### Data supplied ###

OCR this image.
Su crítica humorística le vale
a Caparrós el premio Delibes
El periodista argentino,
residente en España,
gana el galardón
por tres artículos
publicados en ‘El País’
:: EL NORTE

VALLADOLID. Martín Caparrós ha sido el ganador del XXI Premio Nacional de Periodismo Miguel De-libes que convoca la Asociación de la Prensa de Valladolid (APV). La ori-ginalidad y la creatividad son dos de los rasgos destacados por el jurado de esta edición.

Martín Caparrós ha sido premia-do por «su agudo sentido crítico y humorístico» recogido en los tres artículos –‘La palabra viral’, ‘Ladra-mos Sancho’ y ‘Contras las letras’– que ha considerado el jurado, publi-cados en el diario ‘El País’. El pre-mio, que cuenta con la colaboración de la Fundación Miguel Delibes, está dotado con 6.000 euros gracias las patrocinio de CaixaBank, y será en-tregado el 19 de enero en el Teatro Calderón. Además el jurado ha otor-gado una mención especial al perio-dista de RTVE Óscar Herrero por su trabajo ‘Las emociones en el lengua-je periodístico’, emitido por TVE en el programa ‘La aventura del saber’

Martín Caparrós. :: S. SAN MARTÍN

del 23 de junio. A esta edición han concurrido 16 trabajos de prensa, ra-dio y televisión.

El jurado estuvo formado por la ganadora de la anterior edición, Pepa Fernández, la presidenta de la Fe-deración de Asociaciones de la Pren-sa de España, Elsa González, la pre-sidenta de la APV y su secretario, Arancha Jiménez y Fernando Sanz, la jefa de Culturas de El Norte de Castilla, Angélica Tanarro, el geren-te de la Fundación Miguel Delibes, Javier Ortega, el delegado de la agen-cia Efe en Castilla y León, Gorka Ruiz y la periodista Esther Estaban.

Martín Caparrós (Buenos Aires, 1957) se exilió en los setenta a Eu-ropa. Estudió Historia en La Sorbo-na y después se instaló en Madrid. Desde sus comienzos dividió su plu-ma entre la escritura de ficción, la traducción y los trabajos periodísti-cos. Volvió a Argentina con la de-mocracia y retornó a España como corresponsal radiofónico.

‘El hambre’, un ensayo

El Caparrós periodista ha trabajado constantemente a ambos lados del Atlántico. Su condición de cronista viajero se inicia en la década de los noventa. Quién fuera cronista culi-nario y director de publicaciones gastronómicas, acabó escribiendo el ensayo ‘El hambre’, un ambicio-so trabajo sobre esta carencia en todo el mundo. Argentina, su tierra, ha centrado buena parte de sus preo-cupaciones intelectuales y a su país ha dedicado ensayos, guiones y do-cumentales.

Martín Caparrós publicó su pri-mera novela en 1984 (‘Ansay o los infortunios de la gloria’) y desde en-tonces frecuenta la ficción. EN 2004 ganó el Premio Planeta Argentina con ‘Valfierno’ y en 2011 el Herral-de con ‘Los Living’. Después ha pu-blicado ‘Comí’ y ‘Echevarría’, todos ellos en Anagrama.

###

Task requirements
Keeping every line exactly as it is, copy all the records.

Solution
OCR this image.
Su crítica humorística le vale
a Caparrós el premio Delibes
El periodista argentino,
residente en España,
gana el galardón
por tres artículos
publicados en ‘El País’
:: EL NORTE

VALLADOLID. Martín Caparrós ha sido el ganador del XXI Premio Nacional de Periodismo Miguel De-libes que convoca la Asociación de la Prensa de Valladolid (APV). La ori-ginalidad y la creatividad son dos de los rasgos destacados por el jurado de esta edición.

Martín Caparrós ha sido premia-do por «su agudo sentido crítico y humorístico» recogido en los tres artículos –‘La palabra viral’, ‘Ladra-mos Sancho’ y ‘Contras las letras’– que ha considerado el jurado, publi-cados en el diario ‘El País’. El pre-mio, que cuenta con la colaboración de la Fundación Miguel Delibes, está dotado con 6.000 euros gracias las patrocinio de CaixaBank, y será en-tregado el 19 de enero en el Teatro Calderón. Además el jurado ha otor-gado una mención especial al perio-dista de RTVE Óscar Herrero por su trabajo ‘Las emociones en el lengua-je periodístico’, emitido por TVE en el programa ‘La aventura del saber’

Martín Caparrós. :: S. SAN MARTÍN

del 23 de junio. A esta edición han concurrido 16 trabajos de prensa, ra-dio y televisión.

El jurado estuvo formado por la ganadora de la anterior edición, Pepa Fernández, la presidenta de la Fe-deración de Asociaciones de la Pren-sa de España, Elsa González, la pre-sidenta de la APV y su secretario, Arancha Jiménez y Fernando Sanz, la jefa de Culturas de El Norte de Castilla, Angélica Tanarro, el geren-te de la Fundación Miguel Delibes, Javier Ortega, el delegado de la agen-cia Efe en Castilla y León, Gorka Ruiz y la periodista Esther Estaban.

Martín Caparrós (Buenos Aires, 1957) se exilió en los setenta a Eu-ropa. Estudió Historia en La Sorbo-na y después se instaló en Madrid. Desde sus comienzos dividió su plu-ma entre la escritura de ficción, la traducción y los trabajos periodísti-cos. Volvió a Argentina con la de-mocracia y retornó a España como corresponsal radiofónico.

‘El hambre’, un ensayo

El Caparrós periodista ha trabajado constantemente a ambos lados del Atlántico. Su condición de cronista viajero se inicia en la década de los noventa. Quién fuera cronista culi-nario y director de publicaciones gastronómicas, acabó escribiendo el ensayo ‘El hambre’, un ambicio-so trabajo sobre esta carencia en todo el mundo. Argentina, su tierra, ha centrado buena parte de sus preo-cupaciones intelectuales y a su país ha dedicado ensayos, guiones y do-cumentales.

Martín Caparrós publicó su pri-mera novela en 1984 (‘Ansay o los infortunios de la gloria’) y desde en-tonces frecuenta la ficción. EN 2004 ganó el Premio Planeta Argentina con ‘Valfierno’ y en 2011 el Herral-de con ‘Los Living’. Después ha pu-blicado ‘Comí’ y ‘Echevarría’, todos ellos en Anagrama.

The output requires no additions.